# Required work
Please transcribe the records precisely; pictures stay out of your copy.

# Records

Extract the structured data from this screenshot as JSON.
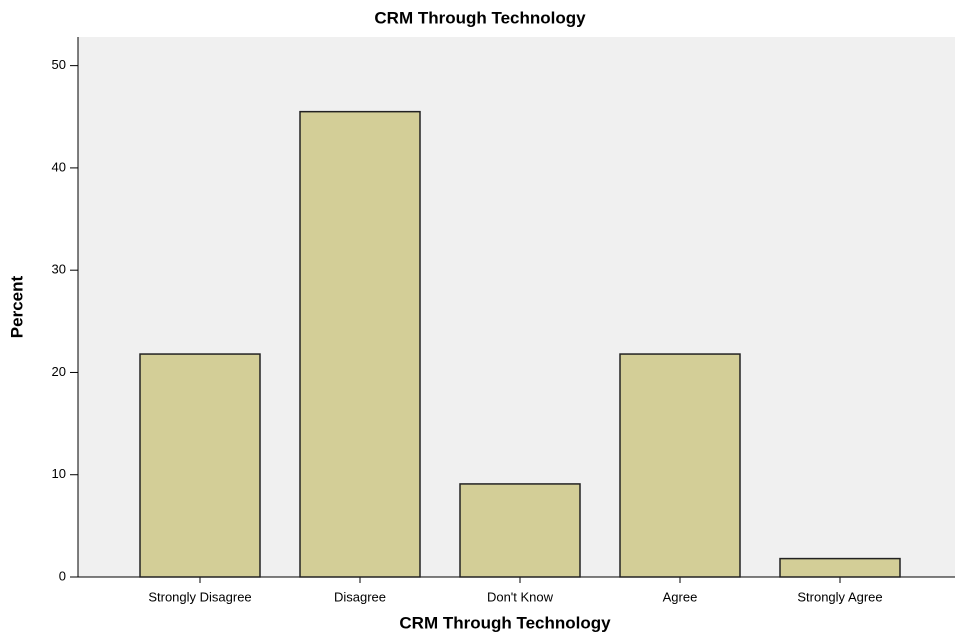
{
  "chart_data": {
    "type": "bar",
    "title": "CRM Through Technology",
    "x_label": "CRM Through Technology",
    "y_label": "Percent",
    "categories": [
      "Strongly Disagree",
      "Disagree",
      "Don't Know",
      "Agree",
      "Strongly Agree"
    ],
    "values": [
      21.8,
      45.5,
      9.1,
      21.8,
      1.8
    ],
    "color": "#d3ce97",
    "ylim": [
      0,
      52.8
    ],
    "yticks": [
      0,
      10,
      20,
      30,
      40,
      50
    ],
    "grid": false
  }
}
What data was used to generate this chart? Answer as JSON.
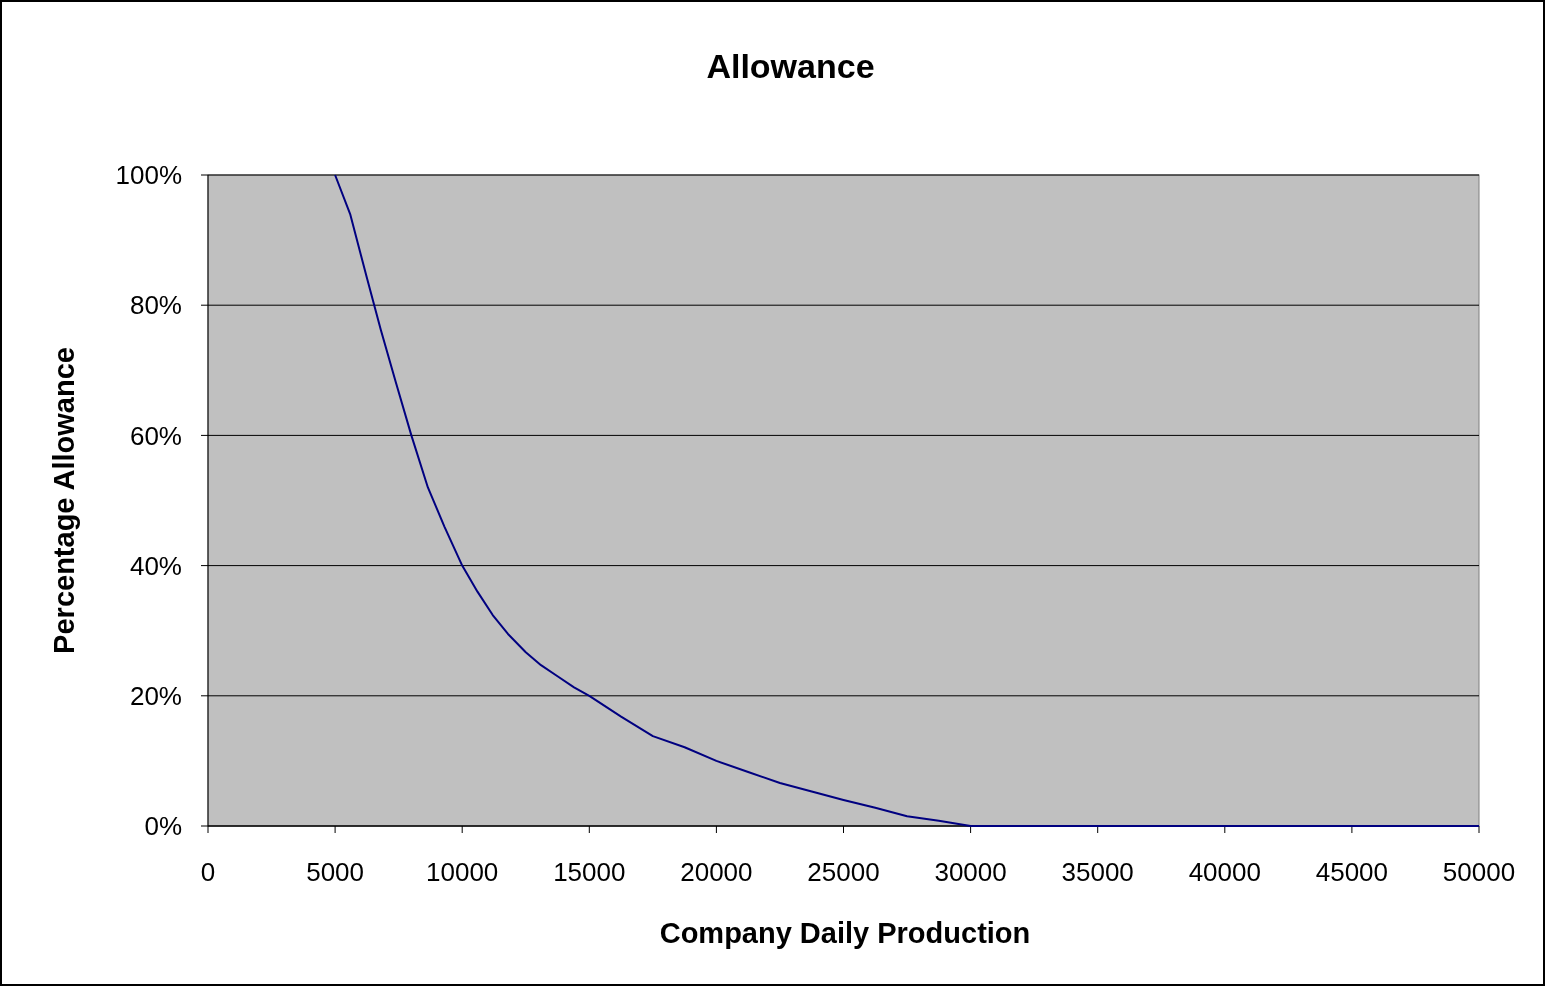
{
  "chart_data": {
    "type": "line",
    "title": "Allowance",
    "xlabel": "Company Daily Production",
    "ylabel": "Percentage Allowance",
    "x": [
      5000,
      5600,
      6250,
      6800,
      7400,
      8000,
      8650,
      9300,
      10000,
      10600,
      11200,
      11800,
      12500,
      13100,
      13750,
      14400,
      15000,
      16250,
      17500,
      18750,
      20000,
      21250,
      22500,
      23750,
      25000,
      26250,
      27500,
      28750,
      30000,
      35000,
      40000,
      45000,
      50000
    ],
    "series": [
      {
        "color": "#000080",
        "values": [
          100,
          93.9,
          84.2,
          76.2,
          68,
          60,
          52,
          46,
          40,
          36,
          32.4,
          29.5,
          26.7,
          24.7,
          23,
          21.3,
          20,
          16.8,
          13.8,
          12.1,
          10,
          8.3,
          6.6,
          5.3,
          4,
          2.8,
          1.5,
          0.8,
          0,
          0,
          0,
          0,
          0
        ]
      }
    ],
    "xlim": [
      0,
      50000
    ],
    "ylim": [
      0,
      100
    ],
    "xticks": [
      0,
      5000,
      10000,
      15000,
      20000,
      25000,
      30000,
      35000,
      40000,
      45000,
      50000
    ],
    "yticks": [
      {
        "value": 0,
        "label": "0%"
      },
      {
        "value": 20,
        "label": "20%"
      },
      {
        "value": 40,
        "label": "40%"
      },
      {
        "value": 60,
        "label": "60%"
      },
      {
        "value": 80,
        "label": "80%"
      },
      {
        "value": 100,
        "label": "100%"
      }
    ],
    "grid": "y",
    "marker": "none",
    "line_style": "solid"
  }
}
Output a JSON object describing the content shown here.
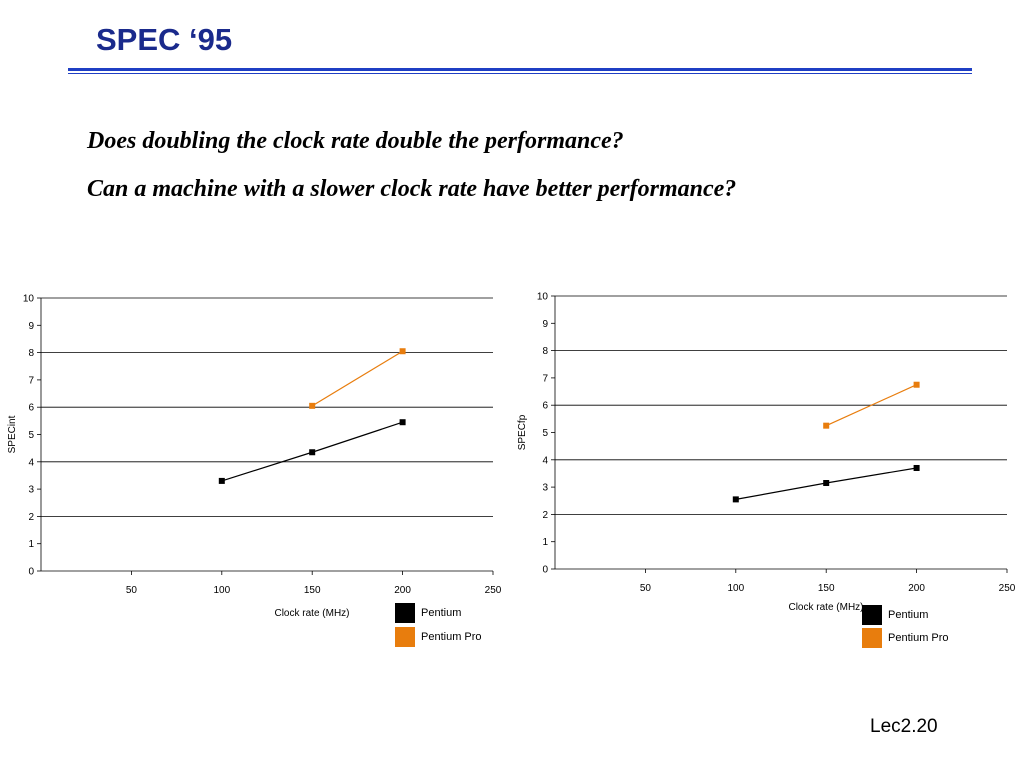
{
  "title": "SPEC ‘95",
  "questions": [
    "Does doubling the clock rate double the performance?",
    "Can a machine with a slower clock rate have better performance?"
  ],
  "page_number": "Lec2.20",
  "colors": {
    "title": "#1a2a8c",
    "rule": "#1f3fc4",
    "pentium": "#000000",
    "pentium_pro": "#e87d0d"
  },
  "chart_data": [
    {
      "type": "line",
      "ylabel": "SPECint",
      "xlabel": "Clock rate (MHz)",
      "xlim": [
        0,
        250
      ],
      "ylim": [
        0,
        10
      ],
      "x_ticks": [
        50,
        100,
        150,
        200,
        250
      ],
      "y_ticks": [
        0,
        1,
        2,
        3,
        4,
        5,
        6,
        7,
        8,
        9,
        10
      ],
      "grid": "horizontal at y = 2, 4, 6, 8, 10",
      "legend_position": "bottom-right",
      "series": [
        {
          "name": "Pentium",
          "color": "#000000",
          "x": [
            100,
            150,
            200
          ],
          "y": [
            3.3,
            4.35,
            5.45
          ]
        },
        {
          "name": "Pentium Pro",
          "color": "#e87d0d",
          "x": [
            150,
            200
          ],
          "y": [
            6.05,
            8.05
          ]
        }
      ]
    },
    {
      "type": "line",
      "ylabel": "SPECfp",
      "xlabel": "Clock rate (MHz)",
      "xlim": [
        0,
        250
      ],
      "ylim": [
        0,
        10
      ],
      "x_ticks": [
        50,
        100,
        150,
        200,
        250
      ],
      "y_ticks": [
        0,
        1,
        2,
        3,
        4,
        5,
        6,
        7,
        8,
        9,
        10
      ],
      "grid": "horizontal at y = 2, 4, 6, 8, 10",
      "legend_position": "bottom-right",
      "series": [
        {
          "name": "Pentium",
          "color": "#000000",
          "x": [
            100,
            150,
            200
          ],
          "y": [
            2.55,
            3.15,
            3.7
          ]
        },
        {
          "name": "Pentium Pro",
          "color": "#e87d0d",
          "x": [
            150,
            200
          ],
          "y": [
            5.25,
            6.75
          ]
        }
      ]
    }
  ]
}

# Solution for this exercise
Extract the structured data from this screenshot as JSON.
{
  "chart_data": {
    "type": "bar",
    "title": "CRM Through Technology",
    "x_label": "CRM Through Technology",
    "y_label": "Percent",
    "categories": [
      "Strongly Disagree",
      "Disagree",
      "Don't Know",
      "Agree",
      "Strongly Agree"
    ],
    "values": [
      21.8,
      45.5,
      9.1,
      21.8,
      1.8
    ],
    "color": "#d3ce97",
    "ylim": [
      0,
      52.8
    ],
    "yticks": [
      0,
      10,
      20,
      30,
      40,
      50
    ],
    "grid": false
  }
}
What data was used to generate this chart? Answer as JSON.
{
  "chart_data": {
    "type": "line",
    "title": "Allowance",
    "xlabel": "Company Daily Production",
    "ylabel": "Percentage Allowance",
    "x": [
      5000,
      5600,
      6250,
      6800,
      7400,
      8000,
      8650,
      9300,
      10000,
      10600,
      11200,
      11800,
      12500,
      13100,
      13750,
      14400,
      15000,
      16250,
      17500,
      18750,
      20000,
      21250,
      22500,
      23750,
      25000,
      26250,
      27500,
      28750,
      30000,
      35000,
      40000,
      45000,
      50000
    ],
    "series": [
      {
        "color": "#000080",
        "values": [
          100,
          93.9,
          84.2,
          76.2,
          68,
          60,
          52,
          46,
          40,
          36,
          32.4,
          29.5,
          26.7,
          24.7,
          23,
          21.3,
          20,
          16.8,
          13.8,
          12.1,
          10,
          8.3,
          6.6,
          5.3,
          4,
          2.8,
          1.5,
          0.8,
          0,
          0,
          0,
          0,
          0
        ]
      }
    ],
    "xlim": [
      0,
      50000
    ],
    "ylim": [
      0,
      100
    ],
    "xticks": [
      0,
      5000,
      10000,
      15000,
      20000,
      25000,
      30000,
      35000,
      40000,
      45000,
      50000
    ],
    "yticks": [
      {
        "value": 0,
        "label": "0%"
      },
      {
        "value": 20,
        "label": "20%"
      },
      {
        "value": 40,
        "label": "40%"
      },
      {
        "value": 60,
        "label": "60%"
      },
      {
        "value": 80,
        "label": "80%"
      },
      {
        "value": 100,
        "label": "100%"
      }
    ],
    "grid": "y",
    "marker": "none",
    "line_style": "solid"
  }
}
Output a JSON object describing the content shown here.
{
  "title": "SPEC ‘95",
  "questions": [
    "Does doubling the clock rate double the performance?",
    "Can a machine with a slower clock rate have better performance?"
  ],
  "page_number": "Lec2.20",
  "colors": {
    "title": "#1a2a8c",
    "rule": "#1f3fc4",
    "pentium": "#000000",
    "pentium_pro": "#e87d0d"
  },
  "chart_data": [
    {
      "type": "line",
      "ylabel": "SPECint",
      "xlabel": "Clock rate (MHz)",
      "xlim": [
        0,
        250
      ],
      "ylim": [
        0,
        10
      ],
      "x_ticks": [
        50,
        100,
        150,
        200,
        250
      ],
      "y_ticks": [
        0,
        1,
        2,
        3,
        4,
        5,
        6,
        7,
        8,
        9,
        10
      ],
      "grid": "horizontal at y = 2, 4, 6, 8, 10",
      "legend_position": "bottom-right",
      "series": [
        {
          "name": "Pentium",
          "color": "#000000",
          "x": [
            100,
            150,
            200
          ],
          "y": [
            3.3,
            4.35,
            5.45
          ]
        },
        {
          "name": "Pentium Pro",
          "color": "#e87d0d",
          "x": [
            150,
            200
          ],
          "y": [
            6.05,
            8.05
          ]
        }
      ]
    },
    {
      "type": "line",
      "ylabel": "SPECfp",
      "xlabel": "Clock rate (MHz)",
      "xlim": [
        0,
        250
      ],
      "ylim": [
        0,
        10
      ],
      "x_ticks": [
        50,
        100,
        150,
        200,
        250
      ],
      "y_ticks": [
        0,
        1,
        2,
        3,
        4,
        5,
        6,
        7,
        8,
        9,
        10
      ],
      "grid": "horizontal at y = 2, 4, 6, 8, 10",
      "legend_position": "bottom-right",
      "series": [
        {
          "name": "Pentium",
          "color": "#000000",
          "x": [
            100,
            150,
            200
          ],
          "y": [
            2.55,
            3.15,
            3.7
          ]
        },
        {
          "name": "Pentium Pro",
          "color": "#e87d0d",
          "x": [
            150,
            200
          ],
          "y": [
            5.25,
            6.75
          ]
        }
      ]
    }
  ]
}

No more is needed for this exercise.